— Begin —

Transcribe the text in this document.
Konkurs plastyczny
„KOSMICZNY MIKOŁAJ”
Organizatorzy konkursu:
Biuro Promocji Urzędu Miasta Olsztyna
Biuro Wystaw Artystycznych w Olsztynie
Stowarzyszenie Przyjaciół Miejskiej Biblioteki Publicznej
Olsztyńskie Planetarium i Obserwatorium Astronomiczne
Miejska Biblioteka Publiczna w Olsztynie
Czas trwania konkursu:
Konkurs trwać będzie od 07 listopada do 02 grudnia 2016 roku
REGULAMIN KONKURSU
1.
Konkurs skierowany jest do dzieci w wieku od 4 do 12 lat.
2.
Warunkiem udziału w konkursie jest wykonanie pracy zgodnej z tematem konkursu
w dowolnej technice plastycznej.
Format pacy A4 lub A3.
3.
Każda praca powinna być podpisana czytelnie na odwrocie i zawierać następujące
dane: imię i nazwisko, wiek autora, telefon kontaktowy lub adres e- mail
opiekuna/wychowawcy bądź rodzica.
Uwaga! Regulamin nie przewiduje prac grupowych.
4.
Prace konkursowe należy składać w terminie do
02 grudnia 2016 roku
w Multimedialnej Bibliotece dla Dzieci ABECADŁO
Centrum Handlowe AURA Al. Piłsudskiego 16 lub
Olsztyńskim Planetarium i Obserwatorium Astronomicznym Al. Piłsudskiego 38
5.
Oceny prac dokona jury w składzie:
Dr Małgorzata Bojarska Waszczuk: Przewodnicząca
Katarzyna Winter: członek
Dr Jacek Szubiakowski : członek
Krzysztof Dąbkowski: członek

— End —
— Begin —

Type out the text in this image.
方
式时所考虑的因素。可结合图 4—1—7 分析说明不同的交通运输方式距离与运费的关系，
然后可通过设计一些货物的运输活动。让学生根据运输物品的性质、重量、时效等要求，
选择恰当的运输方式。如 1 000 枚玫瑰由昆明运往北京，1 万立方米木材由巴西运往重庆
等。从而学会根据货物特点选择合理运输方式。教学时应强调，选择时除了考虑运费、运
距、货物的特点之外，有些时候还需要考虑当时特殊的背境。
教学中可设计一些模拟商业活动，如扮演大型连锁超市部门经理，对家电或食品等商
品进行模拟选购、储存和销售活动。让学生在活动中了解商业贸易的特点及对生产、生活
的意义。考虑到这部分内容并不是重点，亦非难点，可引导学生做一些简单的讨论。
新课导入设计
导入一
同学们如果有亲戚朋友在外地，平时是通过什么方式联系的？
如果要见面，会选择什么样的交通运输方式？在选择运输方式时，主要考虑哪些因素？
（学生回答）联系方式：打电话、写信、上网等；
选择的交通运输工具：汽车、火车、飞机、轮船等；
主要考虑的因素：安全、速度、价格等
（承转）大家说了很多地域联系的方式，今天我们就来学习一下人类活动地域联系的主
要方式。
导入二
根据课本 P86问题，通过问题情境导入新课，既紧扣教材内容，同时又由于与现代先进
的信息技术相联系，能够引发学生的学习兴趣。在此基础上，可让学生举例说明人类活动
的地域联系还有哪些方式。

— End —
— Begin —

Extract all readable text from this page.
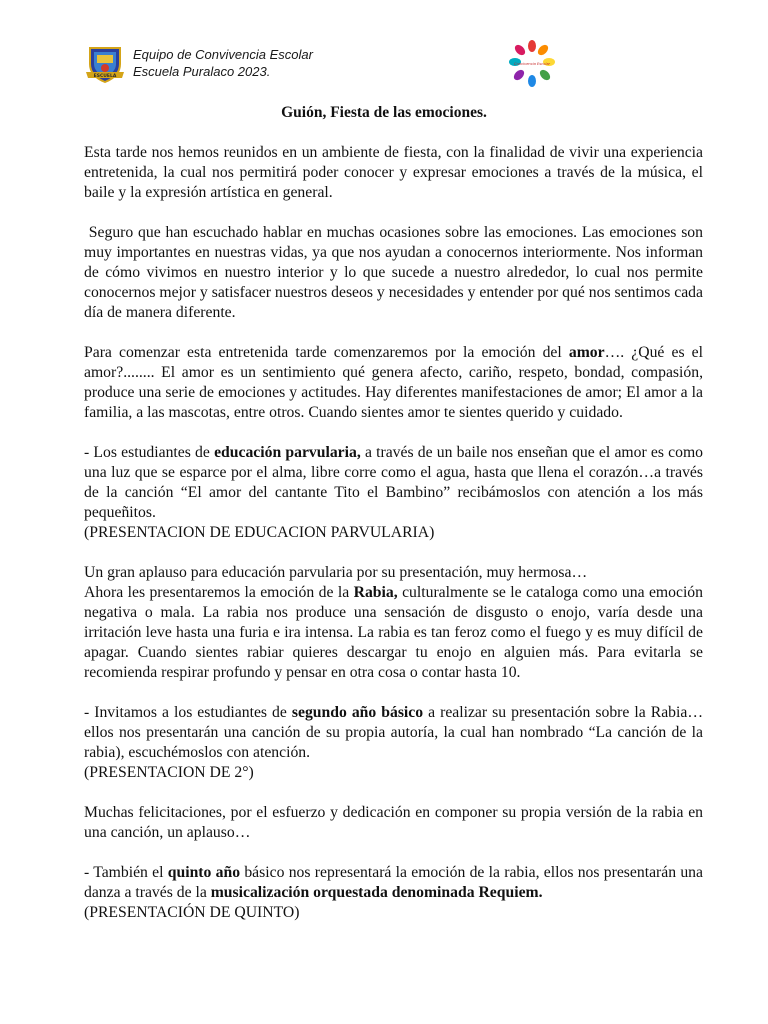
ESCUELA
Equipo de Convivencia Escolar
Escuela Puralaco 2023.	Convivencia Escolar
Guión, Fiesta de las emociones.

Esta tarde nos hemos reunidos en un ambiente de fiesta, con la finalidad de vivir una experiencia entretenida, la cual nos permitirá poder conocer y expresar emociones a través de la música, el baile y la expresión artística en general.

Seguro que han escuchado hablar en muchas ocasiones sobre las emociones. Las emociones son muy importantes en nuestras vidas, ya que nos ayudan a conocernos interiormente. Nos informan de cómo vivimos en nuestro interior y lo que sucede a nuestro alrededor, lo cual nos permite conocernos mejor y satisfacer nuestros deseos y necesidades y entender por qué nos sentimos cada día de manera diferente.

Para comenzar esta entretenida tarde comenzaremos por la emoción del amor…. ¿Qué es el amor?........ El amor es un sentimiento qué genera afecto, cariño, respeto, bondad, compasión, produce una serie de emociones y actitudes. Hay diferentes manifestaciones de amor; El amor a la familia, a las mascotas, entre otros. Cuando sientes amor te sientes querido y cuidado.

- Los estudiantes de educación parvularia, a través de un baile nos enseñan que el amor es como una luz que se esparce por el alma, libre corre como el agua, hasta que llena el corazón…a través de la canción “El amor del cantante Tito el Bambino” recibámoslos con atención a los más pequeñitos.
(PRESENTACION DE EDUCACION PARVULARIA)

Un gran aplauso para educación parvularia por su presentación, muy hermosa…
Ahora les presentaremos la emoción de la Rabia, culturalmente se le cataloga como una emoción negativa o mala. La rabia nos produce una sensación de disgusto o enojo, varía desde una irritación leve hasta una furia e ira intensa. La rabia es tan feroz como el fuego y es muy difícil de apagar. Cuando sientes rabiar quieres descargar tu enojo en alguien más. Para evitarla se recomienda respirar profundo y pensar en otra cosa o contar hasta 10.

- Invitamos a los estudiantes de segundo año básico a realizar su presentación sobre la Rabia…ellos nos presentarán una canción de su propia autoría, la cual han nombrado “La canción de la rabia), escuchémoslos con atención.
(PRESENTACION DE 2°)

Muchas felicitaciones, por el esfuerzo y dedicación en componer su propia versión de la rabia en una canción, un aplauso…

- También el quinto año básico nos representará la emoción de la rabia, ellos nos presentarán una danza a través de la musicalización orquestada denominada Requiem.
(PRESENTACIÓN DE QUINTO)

— End —

### DIRECTIVE
Check each line of the entries above, and show every one holding the word "rabia".

### WORKED ANSWER
Ahora les presentaremos la emoción de la Rabia, culturalmente se le cataloga como una emoción negativa o mala. La rabia nos produce una sensación de disgusto o enojo, varía desde una irritación leve hasta una furia e ira intensa. La rabia es tan feroz como el fuego y es muy difícil de apagar. Cuando sientes rabiar quieres descargar tu enojo en alguien más. Para evitarla se recomienda respirar profundo y pensar en otra cosa o contar hasta 10.
- Invitamos a los estudiantes de segundo año básico a realizar su presentación sobre la Rabia…ellos nos presentarán una canción de su propia autoría, la cual han nombrado “La canción de la rabia), escuchémoslos con atención.
Muchas felicitaciones, por el esfuerzo y dedicación en componer su propia versión de la rabia en una canción, un aplauso…
- También el quinto año básico nos representará la emoción de la rabia, ellos nos presentarán una danza a través de la musicalización orquestada denominada Requiem.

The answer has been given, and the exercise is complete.